*TASK TO CARRY OUT:*
Set down the material below in full, matching it exactly.

(Dataset items)

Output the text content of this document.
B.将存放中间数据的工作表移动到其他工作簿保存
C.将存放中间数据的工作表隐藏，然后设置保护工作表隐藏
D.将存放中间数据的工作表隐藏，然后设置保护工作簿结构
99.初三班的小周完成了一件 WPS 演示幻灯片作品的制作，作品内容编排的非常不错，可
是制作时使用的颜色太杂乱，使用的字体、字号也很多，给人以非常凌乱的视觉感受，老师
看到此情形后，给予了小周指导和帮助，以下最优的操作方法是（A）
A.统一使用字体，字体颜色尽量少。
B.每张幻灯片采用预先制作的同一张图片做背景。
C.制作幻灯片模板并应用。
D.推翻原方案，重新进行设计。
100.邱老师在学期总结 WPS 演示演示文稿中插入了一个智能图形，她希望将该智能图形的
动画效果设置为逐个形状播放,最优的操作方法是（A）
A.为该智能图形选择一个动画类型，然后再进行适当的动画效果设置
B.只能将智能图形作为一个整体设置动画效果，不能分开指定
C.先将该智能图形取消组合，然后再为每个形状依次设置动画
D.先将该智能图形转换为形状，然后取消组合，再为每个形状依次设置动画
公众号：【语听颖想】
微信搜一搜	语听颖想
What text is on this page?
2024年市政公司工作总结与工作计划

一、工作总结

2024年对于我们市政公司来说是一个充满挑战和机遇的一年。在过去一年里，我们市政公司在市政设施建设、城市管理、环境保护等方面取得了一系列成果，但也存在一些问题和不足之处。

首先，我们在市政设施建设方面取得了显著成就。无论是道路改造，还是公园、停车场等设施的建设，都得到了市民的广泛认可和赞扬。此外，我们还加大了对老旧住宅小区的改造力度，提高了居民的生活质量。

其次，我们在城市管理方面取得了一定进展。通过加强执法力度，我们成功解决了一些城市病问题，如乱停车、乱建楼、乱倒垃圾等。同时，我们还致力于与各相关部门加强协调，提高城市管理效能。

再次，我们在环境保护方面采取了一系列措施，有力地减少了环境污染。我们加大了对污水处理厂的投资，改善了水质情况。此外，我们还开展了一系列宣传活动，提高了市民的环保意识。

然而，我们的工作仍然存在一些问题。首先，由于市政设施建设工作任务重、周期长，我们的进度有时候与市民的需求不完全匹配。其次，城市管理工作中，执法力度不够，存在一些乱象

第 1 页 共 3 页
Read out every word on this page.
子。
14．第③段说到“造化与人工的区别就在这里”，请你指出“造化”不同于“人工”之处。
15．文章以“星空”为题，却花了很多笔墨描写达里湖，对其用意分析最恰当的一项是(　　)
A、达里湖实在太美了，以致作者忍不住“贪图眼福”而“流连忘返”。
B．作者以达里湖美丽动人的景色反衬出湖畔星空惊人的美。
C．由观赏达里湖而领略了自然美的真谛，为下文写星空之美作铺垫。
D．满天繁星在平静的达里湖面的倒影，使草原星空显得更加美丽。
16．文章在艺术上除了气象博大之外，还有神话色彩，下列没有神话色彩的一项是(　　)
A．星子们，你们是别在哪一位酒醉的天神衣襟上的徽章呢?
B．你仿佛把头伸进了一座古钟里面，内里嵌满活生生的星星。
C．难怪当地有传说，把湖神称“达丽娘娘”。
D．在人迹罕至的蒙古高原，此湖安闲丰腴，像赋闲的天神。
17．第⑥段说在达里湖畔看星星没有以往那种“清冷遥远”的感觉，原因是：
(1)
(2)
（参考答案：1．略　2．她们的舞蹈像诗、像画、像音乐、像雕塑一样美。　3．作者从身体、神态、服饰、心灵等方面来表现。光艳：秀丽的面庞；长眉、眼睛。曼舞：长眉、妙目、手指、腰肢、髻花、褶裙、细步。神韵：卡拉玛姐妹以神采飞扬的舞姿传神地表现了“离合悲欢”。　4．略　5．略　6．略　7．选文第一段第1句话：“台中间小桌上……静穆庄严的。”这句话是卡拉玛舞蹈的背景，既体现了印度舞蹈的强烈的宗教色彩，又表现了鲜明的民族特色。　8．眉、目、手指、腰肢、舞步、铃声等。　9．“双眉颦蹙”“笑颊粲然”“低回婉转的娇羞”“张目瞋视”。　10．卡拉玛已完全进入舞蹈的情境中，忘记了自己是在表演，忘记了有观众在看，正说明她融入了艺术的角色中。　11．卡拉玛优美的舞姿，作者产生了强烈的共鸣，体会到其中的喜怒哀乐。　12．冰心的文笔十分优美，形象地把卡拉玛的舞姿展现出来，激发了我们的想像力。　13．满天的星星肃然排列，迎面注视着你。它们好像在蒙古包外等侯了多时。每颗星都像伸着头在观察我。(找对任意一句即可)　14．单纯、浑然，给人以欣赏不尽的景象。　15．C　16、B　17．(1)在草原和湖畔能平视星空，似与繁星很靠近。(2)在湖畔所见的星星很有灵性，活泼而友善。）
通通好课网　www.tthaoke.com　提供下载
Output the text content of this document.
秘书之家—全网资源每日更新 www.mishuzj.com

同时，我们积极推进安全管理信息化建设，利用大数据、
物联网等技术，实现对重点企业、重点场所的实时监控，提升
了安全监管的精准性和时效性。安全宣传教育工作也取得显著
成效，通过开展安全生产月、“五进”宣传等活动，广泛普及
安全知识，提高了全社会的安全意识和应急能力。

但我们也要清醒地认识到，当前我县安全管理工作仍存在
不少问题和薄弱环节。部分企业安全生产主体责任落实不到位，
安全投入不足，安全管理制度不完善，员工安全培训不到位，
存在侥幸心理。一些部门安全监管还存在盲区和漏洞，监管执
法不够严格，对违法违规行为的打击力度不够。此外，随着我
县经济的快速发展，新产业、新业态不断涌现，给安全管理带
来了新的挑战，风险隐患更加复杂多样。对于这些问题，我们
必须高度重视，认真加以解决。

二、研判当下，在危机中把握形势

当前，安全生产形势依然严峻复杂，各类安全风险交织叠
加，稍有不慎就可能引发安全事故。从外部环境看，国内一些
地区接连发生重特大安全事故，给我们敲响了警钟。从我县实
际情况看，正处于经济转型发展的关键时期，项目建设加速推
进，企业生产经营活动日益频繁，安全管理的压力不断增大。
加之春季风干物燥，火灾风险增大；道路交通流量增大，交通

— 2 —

*EXERCISE RESULT:*
Output the text content of this document.
B.将存放中间数据的工作表移动到其他工作簿保存
C.将存放中间数据的工作表隐藏，然后设置保护工作表隐藏
D.将存放中间数据的工作表隐藏，然后设置保护工作簿结构
99.初三班的小周完成了一件 WPS 演示幻灯片作品的制作，作品内容编排的非常不错，可
是制作时使用的颜色太杂乱，使用的字体、字号也很多，给人以非常凌乱的视觉感受，老师
看到此情形后，给予了小周指导和帮助，以下最优的操作方法是（A）
A.统一使用字体，字体颜色尽量少。
B.每张幻灯片采用预先制作的同一张图片做背景。
C.制作幻灯片模板并应用。
D.推翻原方案，重新进行设计。
100.邱老师在学期总结 WPS 演示演示文稿中插入了一个智能图形，她希望将该智能图形的
动画效果设置为逐个形状播放,最优的操作方法是（A）
A.为该智能图形选择一个动画类型，然后再进行适当的动画效果设置
B.只能将智能图形作为一个整体设置动画效果，不能分开指定
C.先将该智能图形取消组合，然后再为每个形状依次设置动画
D.先将该智能图形转换为形状，然后取消组合，再为每个形状依次设置动画
公众号：【语听颖想】
微信搜一搜	语听颖想
What text is on this page?
2024年市政公司工作总结与工作计划

一、工作总结

2024年对于我们市政公司来说是一个充满挑战和机遇的一年。在过去一年里，我们市政公司在市政设施建设、城市管理、环境保护等方面取得了一系列成果，但也存在一些问题和不足之处。

首先，我们在市政设施建设方面取得了显著成就。无论是道路改造，还是公园、停车场等设施的建设，都得到了市民的广泛认可和赞扬。此外，我们还加大了对老旧住宅小区的改造力度，提高了居民的生活质量。

其次，我们在城市管理方面取得了一定进展。通过加强执法力度，我们成功解决了一些城市病问题，如乱停车、乱建楼、乱倒垃圾等。同时，我们还致力于与各相关部门加强协调，提高城市管理效能。

再次，我们在环境保护方面采取了一系列措施，有力地减少了环境污染。我们加大了对污水处理厂的投资，改善了水质情况。此外，我们还开展了一系列宣传活动，提高了市民的环保意识。

然而，我们的工作仍然存在一些问题。首先，由于市政设施建设工作任务重、周期长，我们的进度有时候与市民的需求不完全匹配。其次，城市管理工作中，执法力度不够，存在一些乱象

第 1 页 共 3 页
Read out every word on this page.
子。
14．第③段说到“造化与人工的区别就在这里”，请你指出“造化”不同于“人工”之处。
15．文章以“星空”为题，却花了很多笔墨描写达里湖，对其用意分析最恰当的一项是(　　)
A、达里湖实在太美了，以致作者忍不住“贪图眼福”而“流连忘返”。
B．作者以达里湖美丽动人的景色反衬出湖畔星空惊人的美。
C．由观赏达里湖而领略了自然美的真谛，为下文写星空之美作铺垫。
D．满天繁星在平静的达里湖面的倒影，使草原星空显得更加美丽。
16．文章在艺术上除了气象博大之外，还有神话色彩，下列没有神话色彩的一项是(　　)
A．星子们，你们是别在哪一位酒醉的天神衣襟上的徽章呢?
B．你仿佛把头伸进了一座古钟里面，内里嵌满活生生的星星。
C．难怪当地有传说，把湖神称“达丽娘娘”。
D．在人迹罕至的蒙古高原，此湖安闲丰腴，像赋闲的天神。
17．第⑥段说在达里湖畔看星星没有以往那种“清冷遥远”的感觉，原因是：
(1)
(2)
（参考答案：1．略　2．她们的舞蹈像诗、像画、像音乐、像雕塑一样美。　3．作者从身体、神态、服饰、心灵等方面来表现。光艳：秀丽的面庞；长眉、眼睛。曼舞：长眉、妙目、手指、腰肢、髻花、褶裙、细步。神韵：卡拉玛姐妹以神采飞扬的舞姿传神地表现了“离合悲欢”。　4．略　5．略　6．略　7．选文第一段第1句话：“台中间小桌上……静穆庄严的。”这句话是卡拉玛舞蹈的背景，既体现了印度舞蹈的强烈的宗教色彩，又表现了鲜明的民族特色。　8．眉、目、手指、腰肢、舞步、铃声等。　9．“双眉颦蹙”“笑颊粲然”“低回婉转的娇羞”“张目瞋视”。　10．卡拉玛已完全进入舞蹈的情境中，忘记了自己是在表演，忘记了有观众在看，正说明她融入了艺术的角色中。　11．卡拉玛优美的舞姿，作者产生了强烈的共鸣，体会到其中的喜怒哀乐。　12．冰心的文笔十分优美，形象地把卡拉玛的舞姿展现出来，激发了我们的想像力。　13．满天的星星肃然排列，迎面注视着你。它们好像在蒙古包外等侯了多时。每颗星都像伸着头在观察我。(找对任意一句即可)　14．单纯、浑然，给人以欣赏不尽的景象。　15．C　16、B　17．(1)在草原和湖畔能平视星空，似与繁星很靠近。(2)在湖畔所见的星星很有灵性，活泼而友善。）
通通好课网　www.tthaoke.com　提供下载
Output the text content of this document.
秘书之家—全网资源每日更新 www.mishuzj.com

同时，我们积极推进安全管理信息化建设，利用大数据、
物联网等技术，实现对重点企业、重点场所的实时监控，提升
了安全监管的精准性和时效性。安全宣传教育工作也取得显著
成效，通过开展安全生产月、“五进”宣传等活动，广泛普及
安全知识，提高了全社会的安全意识和应急能力。

但我们也要清醒地认识到，当前我县安全管理工作仍存在
不少问题和薄弱环节。部分企业安全生产主体责任落实不到位，
安全投入不足，安全管理制度不完善，员工安全培训不到位，
存在侥幸心理。一些部门安全监管还存在盲区和漏洞，监管执
法不够严格，对违法违规行为的打击力度不够。此外，随着我
县经济的快速发展，新产业、新业态不断涌现，给安全管理带
来了新的挑战，风险隐患更加复杂多样。对于这些问题，我们
必须高度重视，认真加以解决。

二、研判当下，在危机中把握形势

当前，安全生产形势依然严峻复杂，各类安全风险交织叠
加，稍有不慎就可能引发安全事故。从外部环境看，国内一些
地区接连发生重特大安全事故，给我们敲响了警钟。从我县实
际情况看，正处于经济转型发展的关键时期，项目建设加速推
进，企业生产经营活动日益频繁，安全管理的压力不断增大。
加之春季风干物燥，火灾风险增大；道路交通流量增大，交通

— 2 —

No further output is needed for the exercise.